Entries shown:
====================
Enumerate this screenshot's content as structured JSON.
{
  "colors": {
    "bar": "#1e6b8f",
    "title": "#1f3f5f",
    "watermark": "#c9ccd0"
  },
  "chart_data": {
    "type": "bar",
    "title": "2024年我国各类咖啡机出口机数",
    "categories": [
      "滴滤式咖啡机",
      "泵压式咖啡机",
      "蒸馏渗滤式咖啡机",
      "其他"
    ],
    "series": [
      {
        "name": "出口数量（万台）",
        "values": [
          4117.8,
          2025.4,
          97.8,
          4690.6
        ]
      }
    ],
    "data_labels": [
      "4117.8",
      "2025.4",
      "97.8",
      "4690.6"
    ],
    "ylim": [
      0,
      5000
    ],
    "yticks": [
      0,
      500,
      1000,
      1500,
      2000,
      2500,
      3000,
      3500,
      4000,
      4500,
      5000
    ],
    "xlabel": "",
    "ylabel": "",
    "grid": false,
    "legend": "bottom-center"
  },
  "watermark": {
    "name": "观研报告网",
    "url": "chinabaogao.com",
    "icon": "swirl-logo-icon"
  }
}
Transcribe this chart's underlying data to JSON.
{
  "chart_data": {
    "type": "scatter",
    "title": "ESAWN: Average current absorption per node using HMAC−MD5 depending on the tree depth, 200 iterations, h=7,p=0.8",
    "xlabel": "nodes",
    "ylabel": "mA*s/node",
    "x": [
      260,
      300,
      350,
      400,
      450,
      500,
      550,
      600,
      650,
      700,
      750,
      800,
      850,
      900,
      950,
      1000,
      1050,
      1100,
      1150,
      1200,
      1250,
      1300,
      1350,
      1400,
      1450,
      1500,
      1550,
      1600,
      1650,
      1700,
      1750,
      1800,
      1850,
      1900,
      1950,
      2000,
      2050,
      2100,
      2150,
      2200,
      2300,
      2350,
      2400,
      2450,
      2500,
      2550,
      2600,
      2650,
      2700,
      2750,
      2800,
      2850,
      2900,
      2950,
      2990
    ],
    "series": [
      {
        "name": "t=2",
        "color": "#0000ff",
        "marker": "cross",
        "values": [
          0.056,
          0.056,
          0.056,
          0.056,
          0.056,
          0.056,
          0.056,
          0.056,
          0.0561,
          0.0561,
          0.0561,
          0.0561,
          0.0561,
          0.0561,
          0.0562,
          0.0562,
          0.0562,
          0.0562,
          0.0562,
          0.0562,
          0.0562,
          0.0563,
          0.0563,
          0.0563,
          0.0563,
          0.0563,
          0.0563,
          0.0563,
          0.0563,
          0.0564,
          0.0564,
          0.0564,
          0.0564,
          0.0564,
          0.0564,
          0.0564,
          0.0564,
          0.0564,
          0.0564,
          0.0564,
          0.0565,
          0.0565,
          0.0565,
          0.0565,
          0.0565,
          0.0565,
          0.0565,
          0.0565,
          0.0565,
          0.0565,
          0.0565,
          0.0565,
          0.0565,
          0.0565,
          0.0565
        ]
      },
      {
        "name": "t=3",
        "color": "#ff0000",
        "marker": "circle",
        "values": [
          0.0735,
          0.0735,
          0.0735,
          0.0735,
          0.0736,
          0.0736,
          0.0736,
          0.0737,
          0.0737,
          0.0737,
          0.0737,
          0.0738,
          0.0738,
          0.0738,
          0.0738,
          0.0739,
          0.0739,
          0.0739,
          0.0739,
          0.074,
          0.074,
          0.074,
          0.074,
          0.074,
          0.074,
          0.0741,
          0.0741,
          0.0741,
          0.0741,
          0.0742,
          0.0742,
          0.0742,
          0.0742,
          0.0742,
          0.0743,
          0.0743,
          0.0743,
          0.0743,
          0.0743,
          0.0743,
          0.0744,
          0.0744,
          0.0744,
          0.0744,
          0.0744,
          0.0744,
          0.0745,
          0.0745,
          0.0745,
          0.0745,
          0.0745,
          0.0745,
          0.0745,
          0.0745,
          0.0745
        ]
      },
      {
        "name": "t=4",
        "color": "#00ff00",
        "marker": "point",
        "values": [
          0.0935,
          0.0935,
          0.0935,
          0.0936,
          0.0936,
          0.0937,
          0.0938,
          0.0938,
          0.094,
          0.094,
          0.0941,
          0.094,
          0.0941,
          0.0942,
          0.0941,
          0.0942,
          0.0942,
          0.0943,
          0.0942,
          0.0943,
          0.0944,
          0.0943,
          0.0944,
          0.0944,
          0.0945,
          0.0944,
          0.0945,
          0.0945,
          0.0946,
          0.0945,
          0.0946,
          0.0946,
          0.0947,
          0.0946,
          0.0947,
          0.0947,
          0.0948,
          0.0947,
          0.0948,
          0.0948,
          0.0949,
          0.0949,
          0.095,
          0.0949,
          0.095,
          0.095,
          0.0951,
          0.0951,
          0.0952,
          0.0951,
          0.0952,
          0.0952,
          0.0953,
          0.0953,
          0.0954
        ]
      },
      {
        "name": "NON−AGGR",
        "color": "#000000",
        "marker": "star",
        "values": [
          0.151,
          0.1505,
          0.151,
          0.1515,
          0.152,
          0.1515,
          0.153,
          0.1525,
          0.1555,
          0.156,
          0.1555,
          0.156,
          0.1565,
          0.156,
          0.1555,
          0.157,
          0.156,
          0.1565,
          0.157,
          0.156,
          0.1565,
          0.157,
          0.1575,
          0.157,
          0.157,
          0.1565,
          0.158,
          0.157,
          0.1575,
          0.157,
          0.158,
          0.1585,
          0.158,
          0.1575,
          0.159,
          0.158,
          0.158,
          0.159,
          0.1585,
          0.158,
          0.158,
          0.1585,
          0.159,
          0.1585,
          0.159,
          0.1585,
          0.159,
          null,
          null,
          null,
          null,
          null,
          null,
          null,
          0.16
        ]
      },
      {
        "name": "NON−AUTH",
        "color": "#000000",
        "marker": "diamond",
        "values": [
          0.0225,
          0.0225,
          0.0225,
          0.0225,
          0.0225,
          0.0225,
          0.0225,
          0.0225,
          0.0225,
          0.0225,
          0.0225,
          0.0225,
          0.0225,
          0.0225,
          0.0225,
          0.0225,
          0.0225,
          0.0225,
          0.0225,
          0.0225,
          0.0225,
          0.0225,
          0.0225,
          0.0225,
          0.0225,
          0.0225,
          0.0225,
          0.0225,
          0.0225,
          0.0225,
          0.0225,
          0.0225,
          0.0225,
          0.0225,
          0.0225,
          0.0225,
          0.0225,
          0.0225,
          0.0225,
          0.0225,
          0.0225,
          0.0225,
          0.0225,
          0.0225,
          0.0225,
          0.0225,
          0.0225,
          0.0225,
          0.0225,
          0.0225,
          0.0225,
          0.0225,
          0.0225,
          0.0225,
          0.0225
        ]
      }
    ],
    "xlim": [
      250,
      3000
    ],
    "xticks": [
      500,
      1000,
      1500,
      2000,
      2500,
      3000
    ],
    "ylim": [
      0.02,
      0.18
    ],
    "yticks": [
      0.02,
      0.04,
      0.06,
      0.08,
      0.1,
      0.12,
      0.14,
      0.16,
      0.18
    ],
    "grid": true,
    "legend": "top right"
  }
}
====================
Set exercise: Repeat all of the entries exactly.

Result of the exercise:
Enumerate this screenshot's content as structured JSON.
{
  "colors": {
    "bar": "#1e6b8f",
    "title": "#1f3f5f",
    "watermark": "#c9ccd0"
  },
  "chart_data": {
    "type": "bar",
    "title": "2024年我国各类咖啡机出口机数",
    "categories": [
      "滴滤式咖啡机",
      "泵压式咖啡机",
      "蒸馏渗滤式咖啡机",
      "其他"
    ],
    "series": [
      {
        "name": "出口数量（万台）",
        "values": [
          4117.8,
          2025.4,
          97.8,
          4690.6
        ]
      }
    ],
    "data_labels": [
      "4117.8",
      "2025.4",
      "97.8",
      "4690.6"
    ],
    "ylim": [
      0,
      5000
    ],
    "yticks": [
      0,
      500,
      1000,
      1500,
      2000,
      2500,
      3000,
      3500,
      4000,
      4500,
      5000
    ],
    "xlabel": "",
    "ylabel": "",
    "grid": false,
    "legend": "bottom-center"
  },
  "watermark": {
    "name": "观研报告网",
    "url": "chinabaogao.com",
    "icon": "swirl-logo-icon"
  }
}
Transcribe this chart's underlying data to JSON.
{
  "chart_data": {
    "type": "scatter",
    "title": "ESAWN: Average current absorption per node using HMAC−MD5 depending on the tree depth, 200 iterations, h=7,p=0.8",
    "xlabel": "nodes",
    "ylabel": "mA*s/node",
    "x": [
      260,
      300,
      350,
      400,
      450,
      500,
      550,
      600,
      650,
      700,
      750,
      800,
      850,
      900,
      950,
      1000,
      1050,
      1100,
      1150,
      1200,
      1250,
      1300,
      1350,
      1400,
      1450,
      1500,
      1550,
      1600,
      1650,
      1700,
      1750,
      1800,
      1850,
      1900,
      1950,
      2000,
      2050,
      2100,
      2150,
      2200,
      2300,
      2350,
      2400,
      2450,
      2500,
      2550,
      2600,
      2650,
      2700,
      2750,
      2800,
      2850,
      2900,
      2950,
      2990
    ],
    "series": [
      {
        "name": "t=2",
        "color": "#0000ff",
        "marker": "cross",
        "values": [
          0.056,
          0.056,
          0.056,
          0.056,
          0.056,
          0.056,
          0.056,
          0.056,
          0.0561,
          0.0561,
          0.0561,
          0.0561,
          0.0561,
          0.0561,
          0.0562,
          0.0562,
          0.0562,
          0.0562,
          0.0562,
          0.0562,
          0.0562,
          0.0563,
          0.0563,
          0.0563,
          0.0563,
          0.0563,
          0.0563,
          0.0563,
          0.0563,
          0.0564,
          0.0564,
          0.0564,
          0.0564,
          0.0564,
          0.0564,
          0.0564,
          0.0564,
          0.0564,
          0.0564,
          0.0564,
          0.0565,
          0.0565,
          0.0565,
          0.0565,
          0.0565,
          0.0565,
          0.0565,
          0.0565,
          0.0565,
          0.0565,
          0.0565,
          0.0565,
          0.0565,
          0.0565,
          0.0565
        ]
      },
      {
        "name": "t=3",
        "color": "#ff0000",
        "marker": "circle",
        "values": [
          0.0735,
          0.0735,
          0.0735,
          0.0735,
          0.0736,
          0.0736,
          0.0736,
          0.0737,
          0.0737,
          0.0737,
          0.0737,
          0.0738,
          0.0738,
          0.0738,
          0.0738,
          0.0739,
          0.0739,
          0.0739,
          0.0739,
          0.074,
          0.074,
          0.074,
          0.074,
          0.074,
          0.074,
          0.0741,
          0.0741,
          0.0741,
          0.0741,
          0.0742,
          0.0742,
          0.0742,
          0.0742,
          0.0742,
          0.0743,
          0.0743,
          0.0743,
          0.0743,
          0.0743,
          0.0743,
          0.0744,
          0.0744,
          0.0744,
          0.0744,
          0.0744,
          0.0744,
          0.0745,
          0.0745,
          0.0745,
          0.0745,
          0.0745,
          0.0745,
          0.0745,
          0.0745,
          0.0745
        ]
      },
      {
        "name": "t=4",
        "color": "#00ff00",
        "marker": "point",
        "values": [
          0.0935,
          0.0935,
          0.0935,
          0.0936,
          0.0936,
          0.0937,
          0.0938,
          0.0938,
          0.094,
          0.094,
          0.0941,
          0.094,
          0.0941,
          0.0942,
          0.0941,
          0.0942,
          0.0942,
          0.0943,
          0.0942,
          0.0943,
          0.0944,
          0.0943,
          0.0944,
          0.0944,
          0.0945,
          0.0944,
          0.0945,
          0.0945,
          0.0946,
          0.0945,
          0.0946,
          0.0946,
          0.0947,
          0.0946,
          0.0947,
          0.0947,
          0.0948,
          0.0947,
          0.0948,
          0.0948,
          0.0949,
          0.0949,
          0.095,
          0.0949,
          0.095,
          0.095,
          0.0951,
          0.0951,
          0.0952,
          0.0951,
          0.0952,
          0.0952,
          0.0953,
          0.0953,
          0.0954
        ]
      },
      {
        "name": "NON−AGGR",
        "color": "#000000",
        "marker": "star",
        "values": [
          0.151,
          0.1505,
          0.151,
          0.1515,
          0.152,
          0.1515,
          0.153,
          0.1525,
          0.1555,
          0.156,
          0.1555,
          0.156,
          0.1565,
          0.156,
          0.1555,
          0.157,
          0.156,
          0.1565,
          0.157,
          0.156,
          0.1565,
          0.157,
          0.1575,
          0.157,
          0.157,
          0.1565,
          0.158,
          0.157,
          0.1575,
          0.157,
          0.158,
          0.1585,
          0.158,
          0.1575,
          0.159,
          0.158,
          0.158,
          0.159,
          0.1585,
          0.158,
          0.158,
          0.1585,
          0.159,
          0.1585,
          0.159,
          0.1585,
          0.159,
          null,
          null,
          null,
          null,
          null,
          null,
          null,
          0.16
        ]
      },
      {
        "name": "NON−AUTH",
        "color": "#000000",
        "marker": "diamond",
        "values": [
          0.0225,
          0.0225,
          0.0225,
          0.0225,
          0.0225,
          0.0225,
          0.0225,
          0.0225,
          0.0225,
          0.0225,
          0.0225,
          0.0225,
          0.0225,
          0.0225,
          0.0225,
          0.0225,
          0.0225,
          0.0225,
          0.0225,
          0.0225,
          0.0225,
          0.0225,
          0.0225,
          0.0225,
          0.0225,
          0.0225,
          0.0225,
          0.0225,
          0.0225,
          0.0225,
          0.0225,
          0.0225,
          0.0225,
          0.0225,
          0.0225,
          0.0225,
          0.0225,
          0.0225,
          0.0225,
          0.0225,
          0.0225,
          0.0225,
          0.0225,
          0.0225,
          0.0225,
          0.0225,
          0.0225,
          0.0225,
          0.0225,
          0.0225,
          0.0225,
          0.0225,
          0.0225,
          0.0225,
          0.0225
        ]
      }
    ],
    "xlim": [
      250,
      3000
    ],
    "xticks": [
      500,
      1000,
      1500,
      2000,
      2500,
      3000
    ],
    "ylim": [
      0.02,
      0.18
    ],
    "yticks": [
      0.02,
      0.04,
      0.06,
      0.08,
      0.1,
      0.12,
      0.14,
      0.16,
      0.18
    ],
    "grid": true,
    "legend": "top right"
  }
}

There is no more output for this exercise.